**SHORT TASK**
Provide an exact copy of the data, excluding the images.

**RECORDED DATA**
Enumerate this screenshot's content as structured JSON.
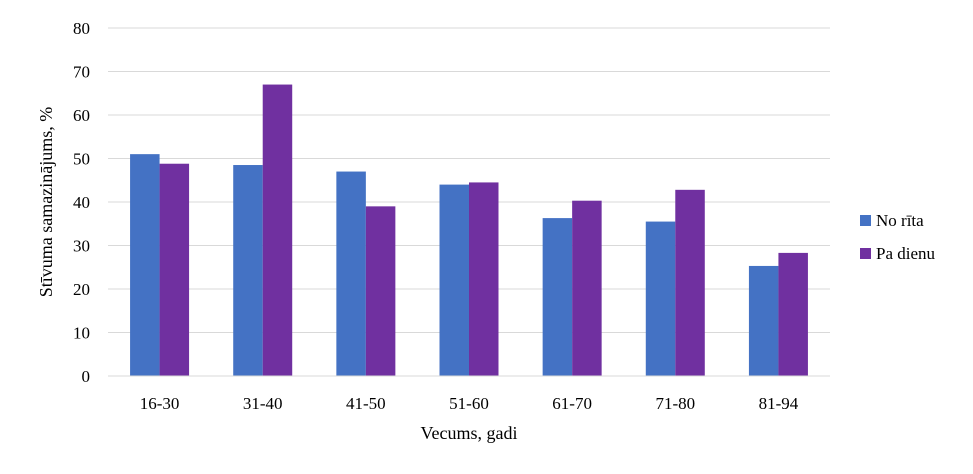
{
  "chart_data": {
    "type": "bar",
    "title": "",
    "xlabel": "Vecums, gadi",
    "ylabel": "Stīvuma samazinājums, %",
    "categories": [
      "16-30",
      "31-40",
      "41-50",
      "51-60",
      "61-70",
      "71-80",
      "81-94"
    ],
    "series": [
      {
        "name": "No rīta",
        "color": "#4472C4",
        "values": [
          51,
          48.5,
          47,
          44,
          36.3,
          35.5,
          25.3
        ]
      },
      {
        "name": "Pa dienu",
        "color": "#7030A0",
        "values": [
          48.8,
          67,
          39,
          44.5,
          40.3,
          42.8,
          28.3
        ]
      }
    ],
    "ylim": [
      0,
      80
    ],
    "yticks": [
      0,
      10,
      20,
      30,
      40,
      50,
      60,
      70,
      80
    ],
    "grid": true,
    "legend": "right"
  }
}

**WRITTEN RESPONSE**
Enumerate this screenshot's content as structured JSON.
{
  "chart_data": {
    "type": "bar",
    "title": "",
    "xlabel": "Vecums, gadi",
    "ylabel": "Stīvuma samazinājums, %",
    "categories": [
      "16-30",
      "31-40",
      "41-50",
      "51-60",
      "61-70",
      "71-80",
      "81-94"
    ],
    "series": [
      {
        "name": "No rīta",
        "color": "#4472C4",
        "values": [
          51,
          48.5,
          47,
          44,
          36.3,
          35.5,
          25.3
        ]
      },
      {
        "name": "Pa dienu",
        "color": "#7030A0",
        "values": [
          48.8,
          67,
          39,
          44.5,
          40.3,
          42.8,
          28.3
        ]
      }
    ],
    "ylim": [
      0,
      80
    ],
    "yticks": [
      0,
      10,
      20,
      30,
      40,
      50,
      60,
      70,
      80
    ],
    "grid": true,
    "legend": "right"
  }
}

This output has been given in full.